### Records
[START]
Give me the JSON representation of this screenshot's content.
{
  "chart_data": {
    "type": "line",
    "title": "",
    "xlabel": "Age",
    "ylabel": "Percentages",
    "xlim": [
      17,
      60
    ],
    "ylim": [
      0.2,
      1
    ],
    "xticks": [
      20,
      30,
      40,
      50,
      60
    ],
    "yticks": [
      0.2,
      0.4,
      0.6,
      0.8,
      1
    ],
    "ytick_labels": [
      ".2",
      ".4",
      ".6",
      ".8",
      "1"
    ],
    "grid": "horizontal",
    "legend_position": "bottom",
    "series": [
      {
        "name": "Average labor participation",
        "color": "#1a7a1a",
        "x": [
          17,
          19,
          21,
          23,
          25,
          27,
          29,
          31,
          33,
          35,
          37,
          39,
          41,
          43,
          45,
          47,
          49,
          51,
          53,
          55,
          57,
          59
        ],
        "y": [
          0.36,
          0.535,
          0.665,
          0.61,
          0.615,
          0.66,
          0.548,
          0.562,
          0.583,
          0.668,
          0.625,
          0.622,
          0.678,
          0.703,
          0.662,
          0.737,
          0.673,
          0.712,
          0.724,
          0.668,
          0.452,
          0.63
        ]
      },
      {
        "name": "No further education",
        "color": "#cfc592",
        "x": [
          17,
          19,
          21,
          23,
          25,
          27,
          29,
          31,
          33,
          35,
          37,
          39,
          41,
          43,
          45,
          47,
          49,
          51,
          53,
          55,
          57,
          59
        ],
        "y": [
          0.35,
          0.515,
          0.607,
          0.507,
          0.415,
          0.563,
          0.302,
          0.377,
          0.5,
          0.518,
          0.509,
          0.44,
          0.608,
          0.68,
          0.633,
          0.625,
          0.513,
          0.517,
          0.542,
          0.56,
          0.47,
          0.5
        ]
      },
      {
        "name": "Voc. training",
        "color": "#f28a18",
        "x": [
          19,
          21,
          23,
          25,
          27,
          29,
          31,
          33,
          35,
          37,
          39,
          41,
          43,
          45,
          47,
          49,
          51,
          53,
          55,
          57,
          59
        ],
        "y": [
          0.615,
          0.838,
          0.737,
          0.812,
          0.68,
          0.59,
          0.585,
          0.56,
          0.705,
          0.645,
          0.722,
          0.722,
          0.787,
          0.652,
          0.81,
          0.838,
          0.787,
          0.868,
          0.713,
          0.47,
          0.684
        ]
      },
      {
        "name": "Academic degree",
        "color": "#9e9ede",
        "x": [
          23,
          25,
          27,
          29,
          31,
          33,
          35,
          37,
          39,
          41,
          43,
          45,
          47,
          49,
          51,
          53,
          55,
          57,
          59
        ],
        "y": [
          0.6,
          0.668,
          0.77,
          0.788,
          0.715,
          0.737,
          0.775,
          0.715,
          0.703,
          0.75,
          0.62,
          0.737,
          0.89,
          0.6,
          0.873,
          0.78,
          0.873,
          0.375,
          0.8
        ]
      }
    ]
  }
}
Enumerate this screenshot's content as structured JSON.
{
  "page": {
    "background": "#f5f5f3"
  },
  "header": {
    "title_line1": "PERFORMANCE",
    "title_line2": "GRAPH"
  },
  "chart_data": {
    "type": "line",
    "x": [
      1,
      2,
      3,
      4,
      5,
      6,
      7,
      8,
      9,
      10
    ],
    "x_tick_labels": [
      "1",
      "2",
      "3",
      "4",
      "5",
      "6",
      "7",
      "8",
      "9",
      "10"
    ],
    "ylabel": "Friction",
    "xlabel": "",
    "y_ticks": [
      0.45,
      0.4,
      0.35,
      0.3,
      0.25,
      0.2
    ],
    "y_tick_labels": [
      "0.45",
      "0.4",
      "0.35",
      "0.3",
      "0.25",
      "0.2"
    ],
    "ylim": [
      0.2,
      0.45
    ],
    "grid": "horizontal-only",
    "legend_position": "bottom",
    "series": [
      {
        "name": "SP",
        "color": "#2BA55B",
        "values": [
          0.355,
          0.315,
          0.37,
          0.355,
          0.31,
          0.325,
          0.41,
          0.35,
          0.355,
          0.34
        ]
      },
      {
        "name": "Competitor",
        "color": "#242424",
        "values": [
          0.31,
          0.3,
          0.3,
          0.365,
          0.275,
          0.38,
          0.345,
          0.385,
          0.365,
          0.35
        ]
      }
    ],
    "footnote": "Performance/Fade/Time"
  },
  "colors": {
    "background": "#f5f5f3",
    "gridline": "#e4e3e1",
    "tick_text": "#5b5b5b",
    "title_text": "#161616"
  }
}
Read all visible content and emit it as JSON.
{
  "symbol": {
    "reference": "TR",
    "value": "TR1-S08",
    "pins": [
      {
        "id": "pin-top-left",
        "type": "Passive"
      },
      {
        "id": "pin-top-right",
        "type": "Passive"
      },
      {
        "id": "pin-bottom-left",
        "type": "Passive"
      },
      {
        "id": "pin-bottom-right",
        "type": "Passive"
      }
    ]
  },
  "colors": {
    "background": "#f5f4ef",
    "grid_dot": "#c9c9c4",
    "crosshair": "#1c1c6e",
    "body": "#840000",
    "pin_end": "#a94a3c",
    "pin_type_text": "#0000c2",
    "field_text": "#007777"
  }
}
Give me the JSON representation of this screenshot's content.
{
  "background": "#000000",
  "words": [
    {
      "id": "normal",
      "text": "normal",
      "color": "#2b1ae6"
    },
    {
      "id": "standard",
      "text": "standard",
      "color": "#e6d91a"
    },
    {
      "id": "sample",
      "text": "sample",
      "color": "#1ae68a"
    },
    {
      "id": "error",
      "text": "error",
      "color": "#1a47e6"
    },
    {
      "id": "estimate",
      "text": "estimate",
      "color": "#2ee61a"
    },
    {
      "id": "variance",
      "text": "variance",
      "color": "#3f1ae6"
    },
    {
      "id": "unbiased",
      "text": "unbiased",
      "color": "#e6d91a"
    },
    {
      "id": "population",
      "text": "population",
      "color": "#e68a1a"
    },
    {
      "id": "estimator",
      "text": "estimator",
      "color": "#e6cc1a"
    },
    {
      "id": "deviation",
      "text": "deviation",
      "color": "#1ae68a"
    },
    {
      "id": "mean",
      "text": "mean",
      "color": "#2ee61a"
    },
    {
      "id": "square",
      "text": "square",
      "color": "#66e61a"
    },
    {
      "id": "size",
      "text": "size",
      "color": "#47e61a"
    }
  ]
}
[END]
### Task prompt
Hand back the material above in full, exactly as written.

### Result below
Give me the JSON representation of this screenshot's content.
{
  "chart_data": {
    "type": "line",
    "title": "",
    "xlabel": "Age",
    "ylabel": "Percentages",
    "xlim": [
      17,
      60
    ],
    "ylim": [
      0.2,
      1
    ],
    "xticks": [
      20,
      30,
      40,
      50,
      60
    ],
    "yticks": [
      0.2,
      0.4,
      0.6,
      0.8,
      1
    ],
    "ytick_labels": [
      ".2",
      ".4",
      ".6",
      ".8",
      "1"
    ],
    "grid": "horizontal",
    "legend_position": "bottom",
    "series": [
      {
        "name": "Average labor participation",
        "color": "#1a7a1a",
        "x": [
          17,
          19,
          21,
          23,
          25,
          27,
          29,
          31,
          33,
          35,
          37,
          39,
          41,
          43,
          45,
          47,
          49,
          51,
          53,
          55,
          57,
          59
        ],
        "y": [
          0.36,
          0.535,
          0.665,
          0.61,
          0.615,
          0.66,
          0.548,
          0.562,
          0.583,
          0.668,
          0.625,
          0.622,
          0.678,
          0.703,
          0.662,
          0.737,
          0.673,
          0.712,
          0.724,
          0.668,
          0.452,
          0.63
        ]
      },
      {
        "name": "No further education",
        "color": "#cfc592",
        "x": [
          17,
          19,
          21,
          23,
          25,
          27,
          29,
          31,
          33,
          35,
          37,
          39,
          41,
          43,
          45,
          47,
          49,
          51,
          53,
          55,
          57,
          59
        ],
        "y": [
          0.35,
          0.515,
          0.607,
          0.507,
          0.415,
          0.563,
          0.302,
          0.377,
          0.5,
          0.518,
          0.509,
          0.44,
          0.608,
          0.68,
          0.633,
          0.625,
          0.513,
          0.517,
          0.542,
          0.56,
          0.47,
          0.5
        ]
      },
      {
        "name": "Voc. training",
        "color": "#f28a18",
        "x": [
          19,
          21,
          23,
          25,
          27,
          29,
          31,
          33,
          35,
          37,
          39,
          41,
          43,
          45,
          47,
          49,
          51,
          53,
          55,
          57,
          59
        ],
        "y": [
          0.615,
          0.838,
          0.737,
          0.812,
          0.68,
          0.59,
          0.585,
          0.56,
          0.705,
          0.645,
          0.722,
          0.722,
          0.787,
          0.652,
          0.81,
          0.838,
          0.787,
          0.868,
          0.713,
          0.47,
          0.684
        ]
      },
      {
        "name": "Academic degree",
        "color": "#9e9ede",
        "x": [
          23,
          25,
          27,
          29,
          31,
          33,
          35,
          37,
          39,
          41,
          43,
          45,
          47,
          49,
          51,
          53,
          55,
          57,
          59
        ],
        "y": [
          0.6,
          0.668,
          0.77,
          0.788,
          0.715,
          0.737,
          0.775,
          0.715,
          0.703,
          0.75,
          0.62,
          0.737,
          0.89,
          0.6,
          0.873,
          0.78,
          0.873,
          0.375,
          0.8
        ]
      }
    ]
  }
}
Enumerate this screenshot's content as structured JSON.
{
  "page": {
    "background": "#f5f5f3"
  },
  "header": {
    "title_line1": "PERFORMANCE",
    "title_line2": "GRAPH"
  },
  "chart_data": {
    "type": "line",
    "x": [
      1,
      2,
      3,
      4,
      5,
      6,
      7,
      8,
      9,
      10
    ],
    "x_tick_labels": [
      "1",
      "2",
      "3",
      "4",
      "5",
      "6",
      "7",
      "8",
      "9",
      "10"
    ],
    "ylabel": "Friction",
    "xlabel": "",
    "y_ticks": [
      0.45,
      0.4,
      0.35,
      0.3,
      0.25,
      0.2
    ],
    "y_tick_labels": [
      "0.45",
      "0.4",
      "0.35",
      "0.3",
      "0.25",
      "0.2"
    ],
    "ylim": [
      0.2,
      0.45
    ],
    "grid": "horizontal-only",
    "legend_position": "bottom",
    "series": [
      {
        "name": "SP",
        "color": "#2BA55B",
        "values": [
          0.355,
          0.315,
          0.37,
          0.355,
          0.31,
          0.325,
          0.41,
          0.35,
          0.355,
          0.34
        ]
      },
      {
        "name": "Competitor",
        "color": "#242424",
        "values": [
          0.31,
          0.3,
          0.3,
          0.365,
          0.275,
          0.38,
          0.345,
          0.385,
          0.365,
          0.35
        ]
      }
    ],
    "footnote": "Performance/Fade/Time"
  },
  "colors": {
    "background": "#f5f5f3",
    "gridline": "#e4e3e1",
    "tick_text": "#5b5b5b",
    "title_text": "#161616"
  }
}
Read all visible content and emit it as JSON.
{
  "symbol": {
    "reference": "TR",
    "value": "TR1-S08",
    "pins": [
      {
        "id": "pin-top-left",
        "type": "Passive"
      },
      {
        "id": "pin-top-right",
        "type": "Passive"
      },
      {
        "id": "pin-bottom-left",
        "type": "Passive"
      },
      {
        "id": "pin-bottom-right",
        "type": "Passive"
      }
    ]
  },
  "colors": {
    "background": "#f5f4ef",
    "grid_dot": "#c9c9c4",
    "crosshair": "#1c1c6e",
    "body": "#840000",
    "pin_end": "#a94a3c",
    "pin_type_text": "#0000c2",
    "field_text": "#007777"
  }
}
Give me the JSON representation of this screenshot's content.
{
  "background": "#000000",
  "words": [
    {
      "id": "normal",
      "text": "normal",
      "color": "#2b1ae6"
    },
    {
      "id": "standard",
      "text": "standard",
      "color": "#e6d91a"
    },
    {
      "id": "sample",
      "text": "sample",
      "color": "#1ae68a"
    },
    {
      "id": "error",
      "text": "error",
      "color": "#1a47e6"
    },
    {
      "id": "estimate",
      "text": "estimate",
      "color": "#2ee61a"
    },
    {
      "id": "variance",
      "text": "variance",
      "color": "#3f1ae6"
    },
    {
      "id": "unbiased",
      "text": "unbiased",
      "color": "#e6d91a"
    },
    {
      "id": "population",
      "text": "population",
      "color": "#e68a1a"
    },
    {
      "id": "estimator",
      "text": "estimator",
      "color": "#e6cc1a"
    },
    {
      "id": "deviation",
      "text": "deviation",
      "color": "#1ae68a"
    },
    {
      "id": "mean",
      "text": "mean",
      "color": "#2ee61a"
    },
    {
      "id": "square",
      "text": "square",
      "color": "#66e61a"
    },
    {
      "id": "size",
      "text": "size",
      "color": "#47e61a"
    }
  ]
}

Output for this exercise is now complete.